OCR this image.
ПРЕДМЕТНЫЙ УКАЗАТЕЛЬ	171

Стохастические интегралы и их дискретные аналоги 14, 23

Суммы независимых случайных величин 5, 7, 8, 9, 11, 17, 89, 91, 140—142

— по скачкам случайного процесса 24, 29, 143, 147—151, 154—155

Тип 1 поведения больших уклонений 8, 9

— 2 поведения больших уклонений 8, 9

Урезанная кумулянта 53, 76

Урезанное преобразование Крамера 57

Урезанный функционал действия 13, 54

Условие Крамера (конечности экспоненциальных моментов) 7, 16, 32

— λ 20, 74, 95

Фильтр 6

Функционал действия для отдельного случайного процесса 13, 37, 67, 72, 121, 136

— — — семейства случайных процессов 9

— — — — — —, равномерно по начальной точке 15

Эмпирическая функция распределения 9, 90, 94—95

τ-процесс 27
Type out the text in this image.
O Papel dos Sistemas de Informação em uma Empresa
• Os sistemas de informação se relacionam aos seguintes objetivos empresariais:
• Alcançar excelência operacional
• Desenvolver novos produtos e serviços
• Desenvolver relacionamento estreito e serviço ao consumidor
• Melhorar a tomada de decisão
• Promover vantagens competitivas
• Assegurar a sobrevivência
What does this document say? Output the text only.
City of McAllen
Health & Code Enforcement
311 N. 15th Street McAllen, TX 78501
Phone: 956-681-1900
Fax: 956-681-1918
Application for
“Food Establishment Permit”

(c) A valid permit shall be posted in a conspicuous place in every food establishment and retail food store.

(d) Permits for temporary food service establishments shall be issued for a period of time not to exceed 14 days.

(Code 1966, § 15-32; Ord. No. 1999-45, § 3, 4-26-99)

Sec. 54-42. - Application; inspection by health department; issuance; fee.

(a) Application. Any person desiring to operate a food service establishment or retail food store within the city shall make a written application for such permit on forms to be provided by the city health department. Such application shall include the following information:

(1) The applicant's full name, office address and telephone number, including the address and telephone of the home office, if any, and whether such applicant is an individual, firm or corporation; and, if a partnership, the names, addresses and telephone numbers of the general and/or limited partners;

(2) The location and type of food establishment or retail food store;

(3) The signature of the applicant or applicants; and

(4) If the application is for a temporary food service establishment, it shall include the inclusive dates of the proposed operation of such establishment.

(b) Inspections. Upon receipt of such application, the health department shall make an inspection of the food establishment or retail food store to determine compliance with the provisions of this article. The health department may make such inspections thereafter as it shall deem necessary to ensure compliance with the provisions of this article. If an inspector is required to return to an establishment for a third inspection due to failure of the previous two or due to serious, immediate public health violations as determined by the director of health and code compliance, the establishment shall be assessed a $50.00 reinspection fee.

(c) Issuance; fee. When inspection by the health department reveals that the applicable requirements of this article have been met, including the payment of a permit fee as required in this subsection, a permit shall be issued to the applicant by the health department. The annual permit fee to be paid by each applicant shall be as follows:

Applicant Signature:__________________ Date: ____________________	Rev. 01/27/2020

- _Exercise aim_: Write out every line exactly as it stands.

- _Response to this task_:
OCR this image.
ПРЕДМЕТНЫЙ УКАЗАТЕЛЬ	171

Стохастические интегралы и их дискретные аналоги 14, 23

Суммы независимых случайных величин 5, 7, 8, 9, 11, 17, 89, 91, 140—142

— по скачкам случайного процесса 24, 29, 143, 147—151, 154—155

Тип 1 поведения больших уклонений 8, 9

— 2 поведения больших уклонений 8, 9

Урезанная кумулянта 53, 76

Урезанное преобразование Крамера 57

Урезанный функционал действия 13, 54

Условие Крамера (конечности экспоненциальных моментов) 7, 16, 32

— λ 20, 74, 95

Фильтр 6

Функционал действия для отдельного случайного процесса 13, 37, 67, 72, 121, 136

— — — семейства случайных процессов 9

— — — — — —, равномерно по начальной точке 15

Эмпирическая функция распределения 9, 90, 94—95

τ-процесс 27
Type out the text in this image.
O Papel dos Sistemas de Informação em uma Empresa
• Os sistemas de informação se relacionam aos seguintes objetivos empresariais:
• Alcançar excelência operacional
• Desenvolver novos produtos e serviços
• Desenvolver relacionamento estreito e serviço ao consumidor
• Melhorar a tomada de decisão
• Promover vantagens competitivas
• Assegurar a sobrevivência
What does this document say? Output the text only.
City of McAllen
Health & Code Enforcement
311 N. 15th Street McAllen, TX 78501
Phone: 956-681-1900
Fax: 956-681-1918
Application for
“Food Establishment Permit”

(c) A valid permit shall be posted in a conspicuous place in every food establishment and retail food store.

(d) Permits for temporary food service establishments shall be issued for a period of time not to exceed 14 days.

(Code 1966, § 15-32; Ord. No. 1999-45, § 3, 4-26-99)

Sec. 54-42. - Application; inspection by health department; issuance; fee.

(a) Application. Any person desiring to operate a food service establishment or retail food store within the city shall make a written application for such permit on forms to be provided by the city health department. Such application shall include the following information:

(1) The applicant's full name, office address and telephone number, including the address and telephone of the home office, if any, and whether such applicant is an individual, firm or corporation; and, if a partnership, the names, addresses and telephone numbers of the general and/or limited partners;

(2) The location and type of food establishment or retail food store;

(3) The signature of the applicant or applicants; and

(4) If the application is for a temporary food service establishment, it shall include the inclusive dates of the proposed operation of such establishment.

(b) Inspections. Upon receipt of such application, the health department shall make an inspection of the food establishment or retail food store to determine compliance with the provisions of this article. The health department may make such inspections thereafter as it shall deem necessary to ensure compliance with the provisions of this article. If an inspector is required to return to an establishment for a third inspection due to failure of the previous two or due to serious, immediate public health violations as determined by the director of health and code compliance, the establishment shall be assessed a $50.00 reinspection fee.

(c) Issuance; fee. When inspection by the health department reveals that the applicable requirements of this article have been met, including the payment of a permit fee as required in this subsection, a permit shall be issued to the applicant by the health department. The annual permit fee to be paid by each applicant shall be as follows:

Applicant Signature:__________________ Date: ____________________	Rev. 01/27/2020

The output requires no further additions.